[Data entries for graphics]
--

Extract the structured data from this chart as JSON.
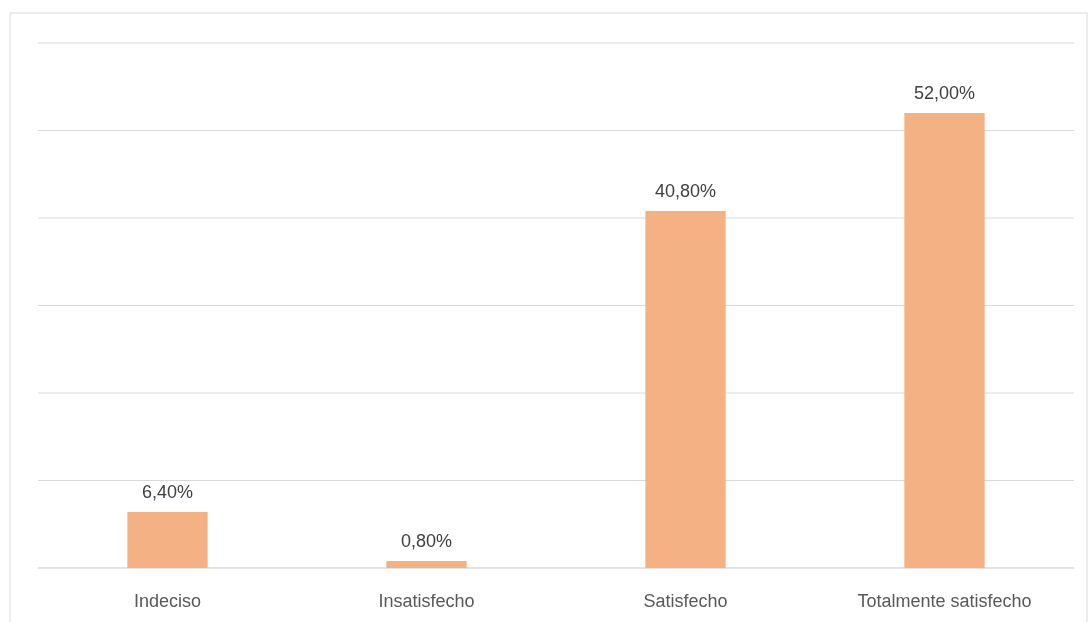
{
  "chart_data": {
    "type": "bar",
    "categories": [
      "Indeciso",
      "Insatisfecho",
      "Satisfecho",
      "Totalmente satisfecho"
    ],
    "values": [
      6.4,
      0.8,
      40.8,
      52
    ],
    "value_labels": [
      "6,40%",
      "0,80%",
      "40,80%",
      "52,00%"
    ],
    "color": "#f4b183",
    "ylim": [
      0,
      60
    ],
    "yticks": [
      {
        "value": 0,
        "label": null
      },
      {
        "value": 10,
        "label": null
      },
      {
        "value": 20,
        "label": null
      },
      {
        "value": 30,
        "label": null
      },
      {
        "value": 40,
        "label": null
      },
      {
        "value": 50,
        "label": null
      },
      {
        "value": 60,
        "label": null
      }
    ],
    "grid": "y",
    "tick_labels": "x"
  }
}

--

Directive:
Pictures in the data above should not be copied; transcribe everything else exactly.

Exercise response:
Extract the structured data from this chart as JSON.
{
  "chart_data": {
    "type": "bar",
    "categories": [
      "Indeciso",
      "Insatisfecho",
      "Satisfecho",
      "Totalmente satisfecho"
    ],
    "values": [
      6.4,
      0.8,
      40.8,
      52
    ],
    "value_labels": [
      "6,40%",
      "0,80%",
      "40,80%",
      "52,00%"
    ],
    "color": "#f4b183",
    "ylim": [
      0,
      60
    ],
    "yticks": [
      {
        "value": 0,
        "label": null
      },
      {
        "value": 10,
        "label": null
      },
      {
        "value": 20,
        "label": null
      },
      {
        "value": 30,
        "label": null
      },
      {
        "value": 40,
        "label": null
      },
      {
        "value": 50,
        "label": null
      },
      {
        "value": 60,
        "label": null
      }
    ],
    "grid": "y",
    "tick_labels": "x"
  }
}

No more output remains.